» **Records for the task**
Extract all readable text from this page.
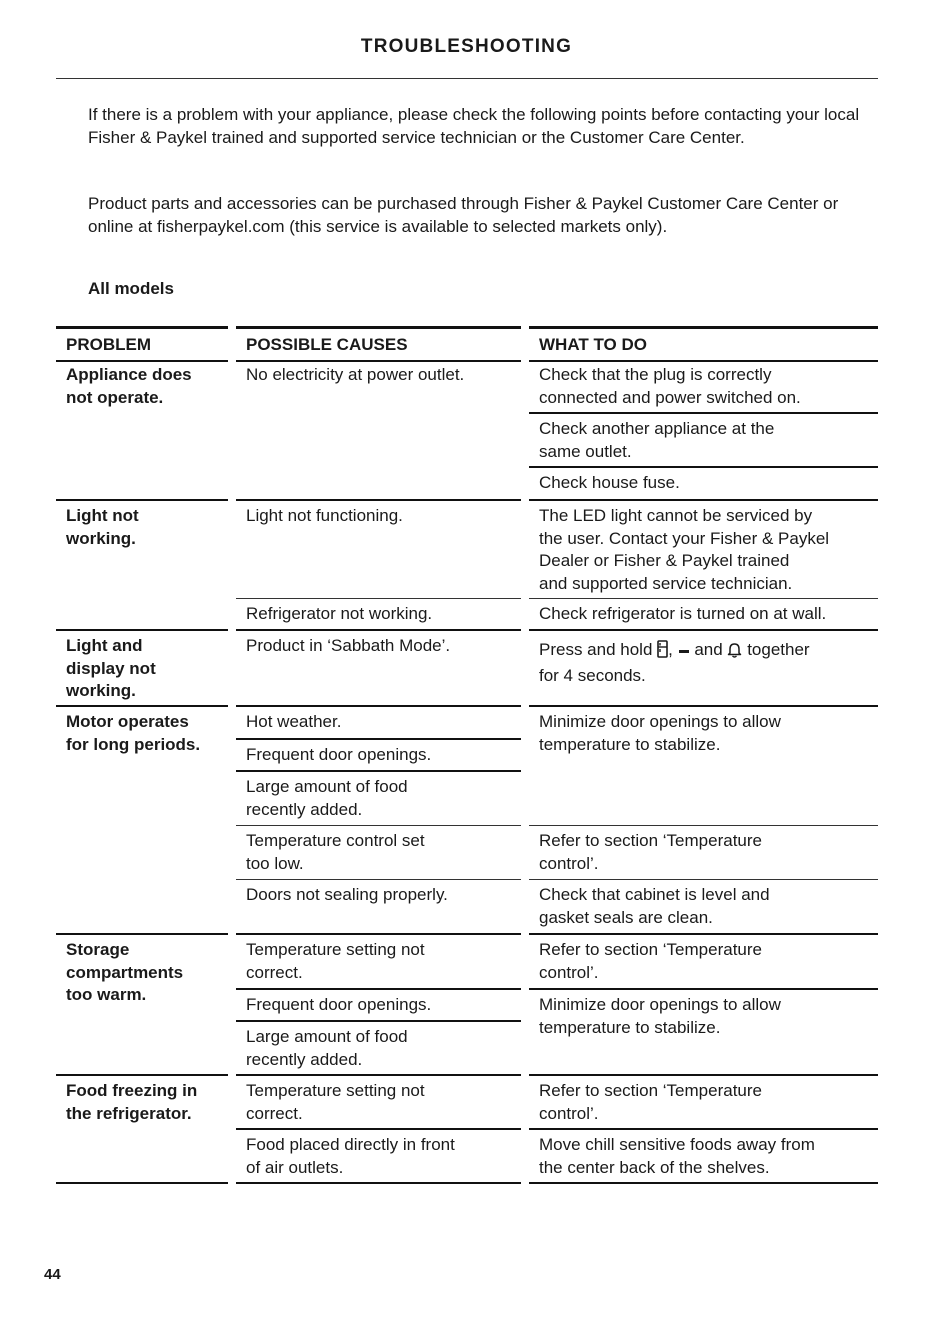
TROUBLESHOOTING
If there is a problem with your appliance, please check the following points before contacting your local Fisher & Paykel trained and supported service technician or the Customer Care Center.
Product parts and accessories can be purchased through Fisher & Paykel Customer Care Center or online at fisherpaykel.com (this service is available to selected markets only).
All models
PROBLEM	POSSIBLE CAUSES	WHAT TO DO
Appliance does
not operate.
Light not
working.
Light and
display not
working.
Motor operates
for long periods.
Storage
compartments
too warm.
Food freezing in
the refrigerator.
No electricity at power outlet.
Light not functioning.
Refrigerator not working.
Product in ‘Sabbath Mode’.
Hot weather.
Frequent door openings.
Large amount of food
recently added.
Temperature control set
too low.
Doors not sealing properly.
Temperature setting not
correct.
Frequent door openings.
Large amount of food
recently added.
Temperature setting not
correct.
Food placed directly in front
of air outlets.
Check that the plug is correctly
connected and power switched on.
Check another appliance at the
same outlet.
Check house fuse.
The LED light cannot be serviced by
the user. Contact your Fisher & Paykel
Dealer or Fisher & Paykel trained
and supported service technician.
Check refrigerator is turned on at wall.
Press and hold , and together
for 4 seconds.
Minimize door openings to allow
temperature to stabilize.
Refer to section ‘Temperature
control’.
Check that cabinet is level and
gasket seals are clean.
Refer to section ‘Temperature
control’.
Minimize door openings to allow
temperature to stabilize.
Refer to section ‘Temperature
control’.
Move chill sensitive foods away from
the center back of the shelves.
44
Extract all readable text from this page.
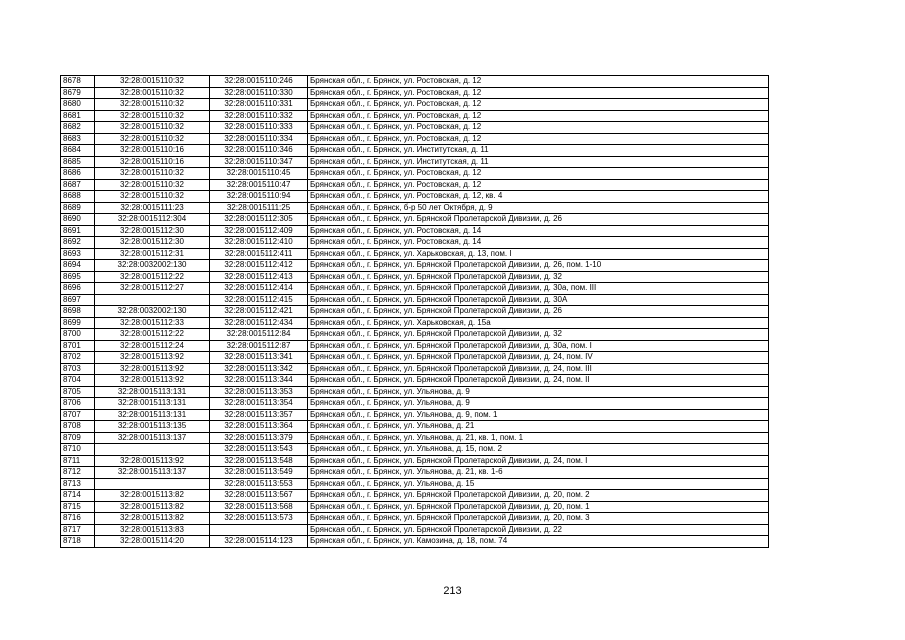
8678	32:28:0015110:32	32:28:0015110:246	Брянская обл., г. Брянск, ул. Ростовская, д. 12
8679	32:28:0015110:32	32:28:0015110:330	Брянская обл., г. Брянск, ул. Ростовская, д. 12
8680	32:28:0015110:32	32:28:0015110:331	Брянская обл., г. Брянск, ул. Ростовская, д. 12
8681	32:28:0015110:32	32:28:0015110:332	Брянская обл., г. Брянск, ул. Ростовская, д. 12
8682	32:28:0015110:32	32:28:0015110:333	Брянская обл., г. Брянск, ул. Ростовская, д. 12
8683	32:28:0015110:32	32:28:0015110:334	Брянская обл., г. Брянск, ул. Ростовская, д. 12
8684	32:28:0015110:16	32:28:0015110:346	Брянская обл., г. Брянск, ул. Институтская, д. 11
8685	32:28:0015110:16	32:28:0015110:347	Брянская обл., г. Брянск, ул. Институтская, д. 11
8686	32:28:0015110:32	32:28:0015110:45	Брянская обл., г. Брянск, ул. Ростовская, д. 12
8687	32:28:0015110:32	32:28:0015110:47	Брянская обл., г. Брянск, ул. Ростовская, д. 12
8688	32:28:0015110:32	32:28:0015110:94	Брянская обл., г. Брянск, ул. Ростовская, д. 12, кв. 4
8689	32:28:0015111:23	32:28:0015111:25	Брянская обл., г. Брянск, б-р 50 лет Октября, д. 9
8690	32:28:0015112:304	32:28:0015112:305	Брянская обл., г. Брянск, ул. Брянской Пролетарской Дивизии, д. 26
8691	32:28:0015112:30	32:28:0015112:409	Брянская обл., г. Брянск, ул. Ростовская, д. 14
8692	32:28:0015112:30	32:28:0015112:410	Брянская обл., г. Брянск, ул. Ростовская, д. 14
8693	32:28:0015112:31	32:28:0015112:411	Брянская обл., г. Брянск, ул. Харьковская, д. 13, пом. I
8694	32:28:0032002:130	32:28:0015112:412	Брянская обл., г. Брянск, ул. Брянской Пролетарской Дивизии, д. 26, пом. 1-10
8695	32:28:0015112:22	32:28:0015112:413	Брянская обл., г. Брянск, ул. Брянской Пролетарской Дивизии, д. 32
8696	32:28:0015112:27	32:28:0015112:414	Брянская обл., г. Брянск, ул. Брянской Пролетарской Дивизии, д. 30а, пом. III
8697		32:28:0015112:415	Брянская обл., г. Брянск, ул. Брянской Пролетарской Дивизии, д. 30А
8698	32:28:0032002:130	32:28:0015112:421	Брянская обл., г. Брянск, ул. Брянской Пролетарской Дивизии, д. 26
8699	32:28:0015112:33	32:28:0015112:434	Брянская обл., г. Брянск, ул. Харьковская, д. 15а
8700	32:28:0015112:22	32:28:0015112:84	Брянская обл., г. Брянск, ул. Брянской Пролетарской Дивизии, д. 32
8701	32:28:0015112:24	32:28:0015112:87	Брянская обл., г. Брянск, ул. Брянской Пролетарской Дивизии, д. 30а, пом. I
8702	32:28:0015113:92	32:28:0015113:341	Брянская обл., г. Брянск, ул. Брянской Пролетарской Дивизии, д. 24, пом. IV
8703	32:28:0015113:92	32:28:0015113:342	Брянская обл., г. Брянск, ул. Брянской Пролетарской Дивизии, д. 24, пом. III
8704	32:28:0015113:92	32:28:0015113:344	Брянская обл., г. Брянск, ул. Брянской Пролетарской Дивизии, д. 24, пом. II
8705	32:28:0015113:131	32:28:0015113:353	Брянская обл., г. Брянск, ул. Ульянова, д. 9
8706	32:28:0015113:131	32:28:0015113:354	Брянская обл., г. Брянск, ул. Ульянова, д. 9
8707	32:28:0015113:131	32:28:0015113:357	Брянская обл., г. Брянск, ул. Ульянова, д. 9, пом. 1
8708	32:28:0015113:135	32:28:0015113:364	Брянская обл., г. Брянск, ул. Ульянова, д. 21
8709	32:28:0015113:137	32:28:0015113:379	Брянская обл., г. Брянск, ул. Ульянова, д. 21, кв. 1, пом. 1
8710		32:28:0015113:543	Брянская обл., г. Брянск, ул. Ульянова, д. 15, пом. 2
8711	32:28:0015113:92	32:28:0015113:548	Брянская обл., г. Брянск, ул. Брянской Пролетарской Дивизии, д. 24, пом. I
8712	32:28:0015113:137	32:28:0015113:549	Брянская обл., г. Брянск, ул. Ульянова, д. 21, кв. 1-6
8713		32:28:0015113:553	Брянская обл., г. Брянск, ул. Ульянова, д. 15
8714	32:28:0015113:82	32:28:0015113:567	Брянская обл., г. Брянск, ул. Брянской Пролетарской Дивизии, д. 20, пом. 2
8715	32:28:0015113:82	32:28:0015113:568	Брянская обл., г. Брянск, ул. Брянской Пролетарской Дивизии, д. 20, пом. 1
8716	32:28:0015113:82	32:28:0015113:573	Брянская обл., г. Брянск, ул. Брянской Пролетарской Дивизии, д. 20, пом. 3
8717	32:28:0015113:83		Брянская обл., г. Брянск, ул. Брянской Пролетарской Дивизии, д. 22
8718	32:28:0015114:20	32:28:0015114:123	Брянская обл., г. Брянск, ул. Камозина, д. 18, пом. 74
213
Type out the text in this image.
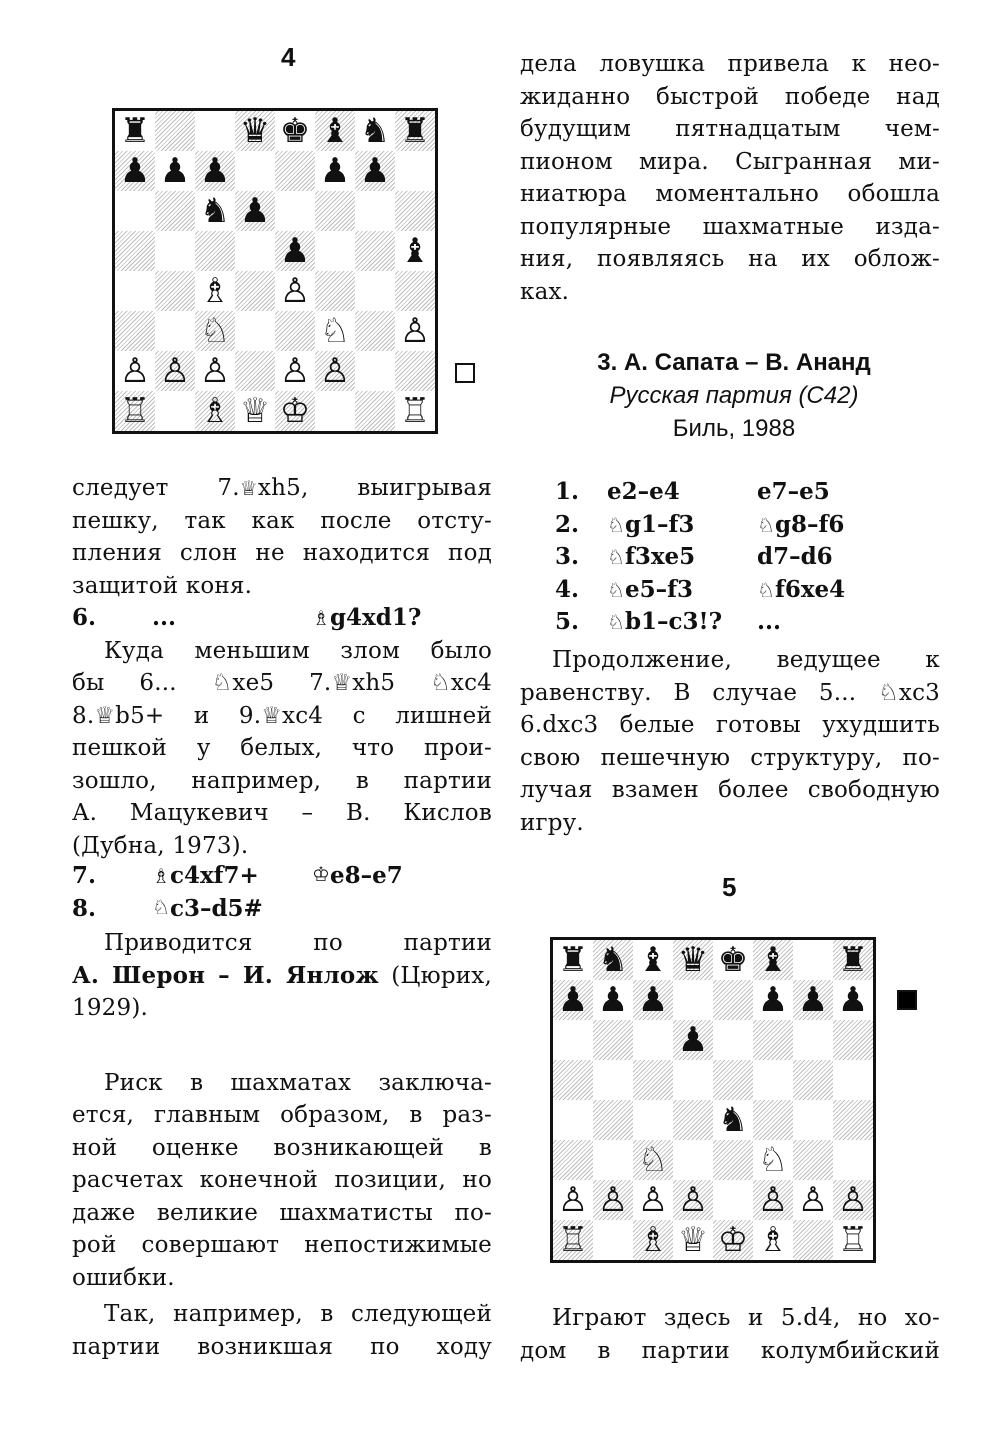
4
♜	♛ ♚ ♝ ♞ ♜
♟ ♟ ♟	♟ ♟
♞ ♟
♟	♝
♗ ♙
♘	♘ ♙
♙ ♙ ♙ ♙ ♙
♖ ♗ ♕ ♔	♖

следует 7.♕xh5, выигрывая

пешку, так как после отсту-

пления слон не находится под

защитой коня.

6.	...	♗ g4xd1?

Куда меньшим злом было

бы 6... ♘xe5 7.♕xh5 ♘xc4

8.♕b5+ и 9.♕xc4 с лишней

пешкой у белых, что прои-

зошло, например, в партии

А. Мацукевич – В. Кислов

(Дубна, 1973).

7.	♗c4xf7+	♔ e8–e7
8.	♘ c3–d5#

Приводится по партии

А. Шерон – И. Янлож (Цюрих,

1929).

Риск в шахматах заключа-

ется, главным образом, в раз-

ной оценке возникающей в

расчетах конечной позиции, но

даже великие шахматисты по-

рой совершают непостижимые

ошибки.

Так, например, в следующей

партии возникшая по ходу

дела ловушка привела к нео-

жиданно быстрой победе над

будущим пятнадцатым чем-

пионом мира. Сыгранная ми-

ниатюра моментально обошла

популярные шахматные изда-

ния, появляясь на их облож-

ках.

3. А. Сапата – В. Ананд
Русская партия (С42)
Биль, 1988
1.	e2–e4	e7–e5
2.	♘g1–f3	♘g8–f6
3.	♘f3xe5	d7–d6
4.	♘e5–f3	♘f6xe4
5.	♘b1–c3!?	...

Продолжение, ведущее к

равенству. В случае 5... ♘xc3

6.dxc3 белые готовы ухудшить

свою пешечную структуру, по-

лучая взамен более свободную

игру.

5
♜ ♞ ♝ ♛ ♚ ♝ ♜
♟ ♟ ♟	♟ ♟ ♟
♟
♞
♘	♘
♙ ♙ ♙ ♙ ♙ ♙ ♙
♖ ♗ ♕ ♔ ♗ ♖

Играют здесь и 5.d4, но хо-

дом в партии колумбийский
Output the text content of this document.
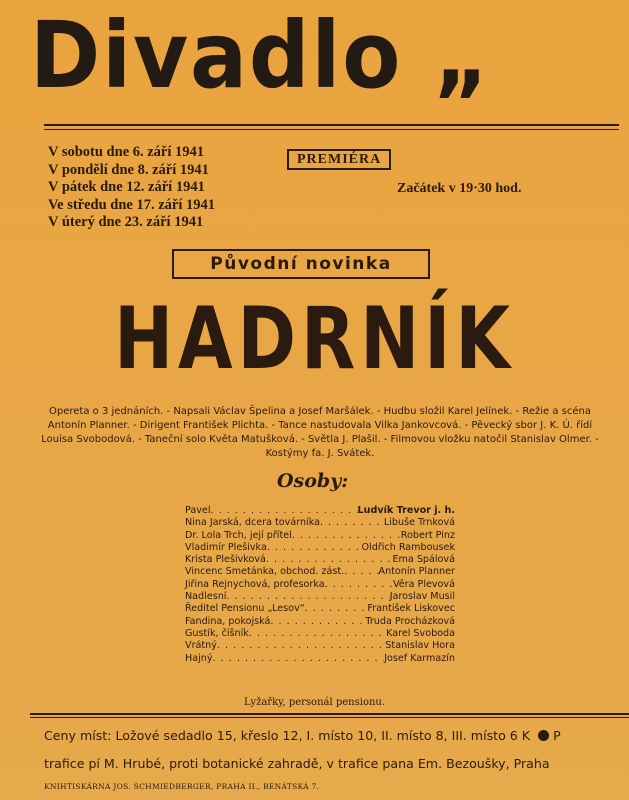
Divadlo „
V sobotu dne 6. září 1941
V pondělí dne 8. září 1941
V pátek dne 12. září 1941
Ve středu dne 17. září 1941
V úterý dne 23. září 1941
PREMIÉRA
Začátek v 19·30 hod.
Původní novinka
HADRNÍK
Opereta o 3 jednáních. - Napsali Václav Špelina a Josef Maršálek. - Hudbu složil Karel Jelínek. - Režie a scéna Antonín Planner. - Dirigent František Plichta. - Tance nastudovala Vilka Jankovcová. - Pěvecký sbor J. K. Ú. řídí Louisa Svobodová. - Taneční solo Květa Matušková. - Světla J. Plašil. - Filmovou vložku natočil Stanislav Olmer. - Kostýmy fa. J. Svátek.
Osoby:
Pavel . . .	Ludvík Trevor j. h.
Nina Jarská, dcera továrníka . . .	Libuše Trnková
Dr. Lola Trch, její přítel . . .	Robert Pinz
Vladimír Plešivka . . .	Oldřich Rambousek
Krista Plešivková . . .	Ema Spálová
Vincenc Smetánka, obchod. zást. . . .	Antonín Planner
Jiřina Rejnychová, profesorka . . .	Věra Plevová
Nadlesní . . .	Jaroslav Musil
Ředitel Pensionu „Lesov“ . . .	František Liskovec
Fandina, pokojská . . .	Truda Procházková
Gustík, číšník . . .	Karel Svoboda
Vrátný . . .	Stanislav Hora
Hajný . . .	Josef Karmazín
Lyžařky, personál pensionu.
Ceny míst: Ložové sedadlo 15, křeslo 12, I. místo 10, II. místo 8, III. místo 6 K P
trafice pí M. Hrubé, proti botanické zahradě, v trafice pana Em. Bezoušky, Praha
KNIHTISKÁRNA JOS. SCHMIEDBERGER, PRAHA II., BENÁTSKÁ 7.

» **Given instruction**
Copy out every line of the material above that mentions the word "power".

» **Answer to this exercise**
No electricity at power outlet.
connected and power switched on.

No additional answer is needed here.